══ Text block
Wouldn't it be great if all those customers, who have since received redress and compensation since 2015, turned up to voice their support too.

Think about the impacts the banking corruption has had on your own individual circumstances these past 10 years. Even if you have successfully won the fight with your own individual case with your lender, perhaps you might want to turn up, not just to voice your support for all those other cohorts still fighting a case again their lender, but for your own lack of trust & confidence in the whole system now. Think back to your own financial stress & circumstances. Those lost holidays, memories, and having to stay in perhaps, while others had the financial freedom to be out. The impacts on business owners, the impacts on family planning, the impacts on health. Just because some of you may now have been financially compensated by your lender, since the Central bank got involved, doesn't mean that you should tolerate any similar type of corruption, for any future generations. Let's keep the focus on this in the media, by showing up in numbers - for those of us who this has impacted


----------



## tonymac (15 Nov 2017)

As an SVR affected customer i would be happy to support a tracker protest as SVR customers have had to stay in lots of nights and forego things due to the rates they were paying and god knows what other serious consequences. We'll never hear it officially but theres been a very strong arguement put out there that once the banks realised what was happening with issuing all the loss making trackers they did everything to reign in as many as possible through not putting people back on them after coming off a fixed rate etc but also the SVR customers were and still are being screwed by the highest rates in the eurozone atea to try and recoup money somewhere because they could in our case and they thought they could in the trackers cases until the likes of Padraig Kissane got involved. My faith and trust in the banks along with the thousands of other badly treated SVR customers has also been wrecked, the big difference being the illegality in the tracker cases v immorality with SVRs.  I did promote the idea of street protests outside the banks HQs, the CB and the dail as well as a mortgage strike during our campaign but unfortunately 299, 850 people remained quiet thus the warning i offered in an earlier post.


----------



## Banking17 (22 Dec 2017)

MrBanks said:


> Jan 2018 it is. If we can enough people we should do a protest. If not, I would suggest groups of people going into each bank HO with signs stating "tracker victim, waiting 9yrs" etc etc. Refuse to leave until you receive specific case clarification. Record the visit/interaction. Post it online. Multiple groups going into each offending bank, same time same day.  Put it up on social. Contact national media etc.




Any update  on planned January Protest


----------



## Cushcam (22 Dec 2017)

Imagine the message this sends out, if we could get tens of thousands of us to the streets, who were impacted by this, either directly or indirectly. How likely are we to get numbers out in force for a protest, in the coldness of January though, very unlikely I would say.
════
══ Stored data
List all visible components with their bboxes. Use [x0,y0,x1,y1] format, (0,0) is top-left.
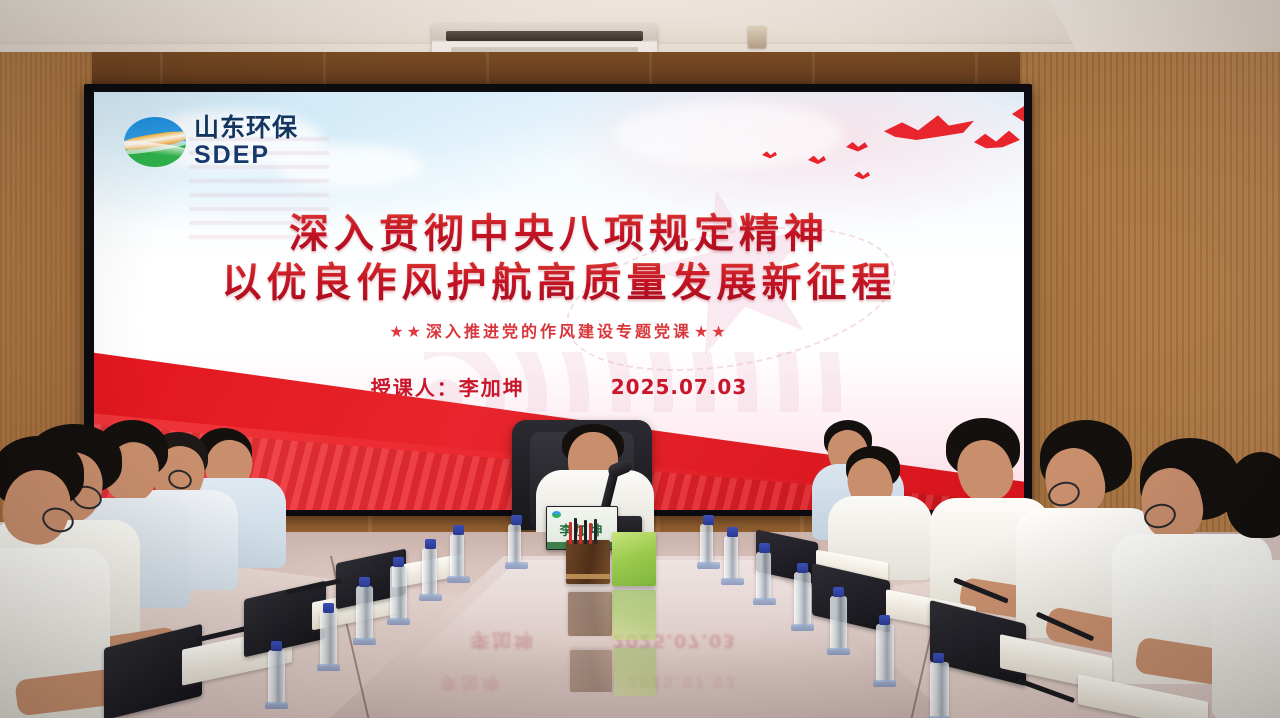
════
Stated task: Write the next post in the forum thread about a protest over tracker mortgages, starting after the last one shown. The listing has no connection to the forum thread on the tracker mortgage protest.

Task output:
It’s just the Irish way right! We will ring helpdesks every week, expected our voices to be heard, our call details to be recorded, & action, yet taking huge numbers to the street, would be a powerfull message on behalf of our kids & future generations.

Could you imagine a financial scandal of this magnitude happening in France or Germany! They would be out with their spears!

If I was a former banking executive, from anyone of the lenders, I would sit very uncomfortably, watching footage of any protest. I would love for their decisions to haunt them for all their future years.

This can’t be allowed to happen again. We have a good idea of the numbers now. The financial numbers. What we’ll never see are the numbers that matter because of all these atrocious decisions & bank behaviours. 

Those who may have let these financial worries overcome their lives, by taking their lives. Those who lost homes. Those who may have been badly impacted by stress on already weakened health & organs. Those who let these financial worries lead to divorce & separation. Those who became socially excluded. Those lost holidays. Those lost memories. Those business ventures that had to end. 

I for one would love a protest. Words on a statement saying sorry is just not enough for me. Financial redress doesn’t guarantee that these bad banking practices won’t happen again during the next cycle of greed.


----------



## Lightening (22 Dec 2017)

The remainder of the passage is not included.